WORK TO COMPLETE:
Exactly as they appear, output all of the entries.

>> BEGIN

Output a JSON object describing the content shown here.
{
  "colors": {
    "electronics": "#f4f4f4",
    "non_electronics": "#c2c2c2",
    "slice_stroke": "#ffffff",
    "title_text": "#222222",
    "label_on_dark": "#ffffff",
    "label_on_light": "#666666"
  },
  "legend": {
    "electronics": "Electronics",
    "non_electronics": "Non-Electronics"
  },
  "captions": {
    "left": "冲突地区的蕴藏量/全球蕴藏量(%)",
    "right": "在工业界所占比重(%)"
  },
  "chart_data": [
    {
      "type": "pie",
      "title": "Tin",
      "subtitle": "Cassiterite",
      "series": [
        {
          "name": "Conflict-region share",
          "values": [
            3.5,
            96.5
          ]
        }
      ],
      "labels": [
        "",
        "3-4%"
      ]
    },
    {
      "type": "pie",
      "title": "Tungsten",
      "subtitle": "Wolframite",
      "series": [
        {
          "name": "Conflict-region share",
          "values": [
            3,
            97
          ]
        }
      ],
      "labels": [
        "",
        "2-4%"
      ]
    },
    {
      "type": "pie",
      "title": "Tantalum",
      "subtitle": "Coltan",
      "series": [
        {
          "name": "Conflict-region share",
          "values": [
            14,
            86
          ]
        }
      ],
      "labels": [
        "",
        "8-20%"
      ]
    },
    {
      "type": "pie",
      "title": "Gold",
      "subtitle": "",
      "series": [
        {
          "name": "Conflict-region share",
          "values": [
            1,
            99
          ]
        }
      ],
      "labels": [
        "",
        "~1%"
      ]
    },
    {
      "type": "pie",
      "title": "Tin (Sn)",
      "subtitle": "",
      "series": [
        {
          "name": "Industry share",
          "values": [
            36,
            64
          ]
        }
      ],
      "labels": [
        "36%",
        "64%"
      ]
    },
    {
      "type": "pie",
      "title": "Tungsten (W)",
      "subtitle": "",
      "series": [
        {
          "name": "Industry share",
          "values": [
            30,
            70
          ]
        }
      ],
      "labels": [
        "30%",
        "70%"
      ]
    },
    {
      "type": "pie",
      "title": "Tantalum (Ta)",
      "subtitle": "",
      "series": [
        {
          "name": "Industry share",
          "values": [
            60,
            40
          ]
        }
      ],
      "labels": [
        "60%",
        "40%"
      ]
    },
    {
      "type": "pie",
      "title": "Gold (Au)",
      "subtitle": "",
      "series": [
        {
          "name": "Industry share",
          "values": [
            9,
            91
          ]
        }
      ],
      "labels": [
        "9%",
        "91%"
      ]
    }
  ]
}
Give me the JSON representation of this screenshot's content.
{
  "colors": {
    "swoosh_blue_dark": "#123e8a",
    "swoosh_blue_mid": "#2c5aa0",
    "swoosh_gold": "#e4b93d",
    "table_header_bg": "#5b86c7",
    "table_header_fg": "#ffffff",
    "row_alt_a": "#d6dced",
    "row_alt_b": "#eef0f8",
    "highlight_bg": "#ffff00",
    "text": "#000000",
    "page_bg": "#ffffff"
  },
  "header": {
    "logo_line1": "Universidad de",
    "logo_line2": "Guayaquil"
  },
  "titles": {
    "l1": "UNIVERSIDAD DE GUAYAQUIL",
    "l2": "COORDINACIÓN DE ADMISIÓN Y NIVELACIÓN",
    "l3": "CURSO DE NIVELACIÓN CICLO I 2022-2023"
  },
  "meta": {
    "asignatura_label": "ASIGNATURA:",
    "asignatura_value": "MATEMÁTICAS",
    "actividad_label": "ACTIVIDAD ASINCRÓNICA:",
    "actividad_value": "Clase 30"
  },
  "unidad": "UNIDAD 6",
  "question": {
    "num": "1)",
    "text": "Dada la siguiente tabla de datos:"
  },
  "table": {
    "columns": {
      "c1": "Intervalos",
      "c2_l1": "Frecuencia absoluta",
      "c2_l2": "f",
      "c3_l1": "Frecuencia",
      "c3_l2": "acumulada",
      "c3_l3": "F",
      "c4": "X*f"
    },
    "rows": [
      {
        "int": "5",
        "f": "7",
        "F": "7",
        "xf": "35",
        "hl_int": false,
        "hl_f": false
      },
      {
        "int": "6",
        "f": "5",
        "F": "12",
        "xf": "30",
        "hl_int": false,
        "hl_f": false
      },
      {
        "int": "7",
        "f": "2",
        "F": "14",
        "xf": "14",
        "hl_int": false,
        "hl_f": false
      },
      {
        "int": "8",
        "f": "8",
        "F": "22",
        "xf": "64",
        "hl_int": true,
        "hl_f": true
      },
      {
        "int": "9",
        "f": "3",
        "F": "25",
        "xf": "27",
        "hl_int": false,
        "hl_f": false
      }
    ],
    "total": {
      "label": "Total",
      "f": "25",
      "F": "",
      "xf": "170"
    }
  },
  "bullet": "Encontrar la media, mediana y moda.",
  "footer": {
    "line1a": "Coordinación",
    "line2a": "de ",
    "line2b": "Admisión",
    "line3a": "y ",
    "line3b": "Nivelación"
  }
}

>> END

RESULT OF THE TASK:
Output a JSON object describing the content shown here.
{
  "colors": {
    "electronics": "#f4f4f4",
    "non_electronics": "#c2c2c2",
    "slice_stroke": "#ffffff",
    "title_text": "#222222",
    "label_on_dark": "#ffffff",
    "label_on_light": "#666666"
  },
  "legend": {
    "electronics": "Electronics",
    "non_electronics": "Non-Electronics"
  },
  "captions": {
    "left": "冲突地区的蕴藏量/全球蕴藏量(%)",
    "right": "在工业界所占比重(%)"
  },
  "chart_data": [
    {
      "type": "pie",
      "title": "Tin",
      "subtitle": "Cassiterite",
      "series": [
        {
          "name": "Conflict-region share",
          "values": [
            3.5,
            96.5
          ]
        }
      ],
      "labels": [
        "",
        "3-4%"
      ]
    },
    {
      "type": "pie",
      "title": "Tungsten",
      "subtitle": "Wolframite",
      "series": [
        {
          "name": "Conflict-region share",
          "values": [
            3,
            97
          ]
        }
      ],
      "labels": [
        "",
        "2-4%"
      ]
    },
    {
      "type": "pie",
      "title": "Tantalum",
      "subtitle": "Coltan",
      "series": [
        {
          "name": "Conflict-region share",
          "values": [
            14,
            86
          ]
        }
      ],
      "labels": [
        "",
        "8-20%"
      ]
    },
    {
      "type": "pie",
      "title": "Gold",
      "subtitle": "",
      "series": [
        {
          "name": "Conflict-region share",
          "values": [
            1,
            99
          ]
        }
      ],
      "labels": [
        "",
        "~1%"
      ]
    },
    {
      "type": "pie",
      "title": "Tin (Sn)",
      "subtitle": "",
      "series": [
        {
          "name": "Industry share",
          "values": [
            36,
            64
          ]
        }
      ],
      "labels": [
        "36%",
        "64%"
      ]
    },
    {
      "type": "pie",
      "title": "Tungsten (W)",
      "subtitle": "",
      "series": [
        {
          "name": "Industry share",
          "values": [
            30,
            70
          ]
        }
      ],
      "labels": [
        "30%",
        "70%"
      ]
    },
    {
      "type": "pie",
      "title": "Tantalum (Ta)",
      "subtitle": "",
      "series": [
        {
          "name": "Industry share",
          "values": [
            60,
            40
          ]
        }
      ],
      "labels": [
        "60%",
        "40%"
      ]
    },
    {
      "type": "pie",
      "title": "Gold (Au)",
      "subtitle": "",
      "series": [
        {
          "name": "Industry share",
          "values": [
            9,
            91
          ]
        }
      ],
      "labels": [
        "9%",
        "91%"
      ]
    }
  ]
}
Give me the JSON representation of this screenshot's content.
{
  "colors": {
    "swoosh_blue_dark": "#123e8a",
    "swoosh_blue_mid": "#2c5aa0",
    "swoosh_gold": "#e4b93d",
    "table_header_bg": "#5b86c7",
    "table_header_fg": "#ffffff",
    "row_alt_a": "#d6dced",
    "row_alt_b": "#eef0f8",
    "highlight_bg": "#ffff00",
    "text": "#000000",
    "page_bg": "#ffffff"
  },
  "header": {
    "logo_line1": "Universidad de",
    "logo_line2": "Guayaquil"
  },
  "titles": {
    "l1": "UNIVERSIDAD DE GUAYAQUIL",
    "l2": "COORDINACIÓN DE ADMISIÓN Y NIVELACIÓN",
    "l3": "CURSO DE NIVELACIÓN CICLO I 2022-2023"
  },
  "meta": {
    "asignatura_label": "ASIGNATURA:",
    "asignatura_value": "MATEMÁTICAS",
    "actividad_label": "ACTIVIDAD ASINCRÓNICA:",
    "actividad_value": "Clase 30"
  },
  "unidad": "UNIDAD 6",
  "question": {
    "num": "1)",
    "text": "Dada la siguiente tabla de datos:"
  },
  "table": {
    "columns": {
      "c1": "Intervalos",
      "c2_l1": "Frecuencia absoluta",
      "c2_l2": "f",
      "c3_l1": "Frecuencia",
      "c3_l2": "acumulada",
      "c3_l3": "F",
      "c4": "X*f"
    },
    "rows": [
      {
        "int": "5",
        "f": "7",
        "F": "7",
        "xf": "35",
        "hl_int": false,
        "hl_f": false
      },
      {
        "int": "6",
        "f": "5",
        "F": "12",
        "xf": "30",
        "hl_int": false,
        "hl_f": false
      },
      {
        "int": "7",
        "f": "2",
        "F": "14",
        "xf": "14",
        "hl_int": false,
        "hl_f": false
      },
      {
        "int": "8",
        "f": "8",
        "F": "22",
        "xf": "64",
        "hl_int": true,
        "hl_f": true
      },
      {
        "int": "9",
        "f": "3",
        "F": "25",
        "xf": "27",
        "hl_int": false,
        "hl_f": false
      }
    ],
    "total": {
      "label": "Total",
      "f": "25",
      "F": "",
      "xf": "170"
    }
  },
  "bullet": "Encontrar la media, mediana y moda.",
  "footer": {
    "line1a": "Coordinación",
    "line2a": "de ",
    "line2b": "Admisión",
    "line3a": "y ",
    "line3b": "Nivelación"
  }
}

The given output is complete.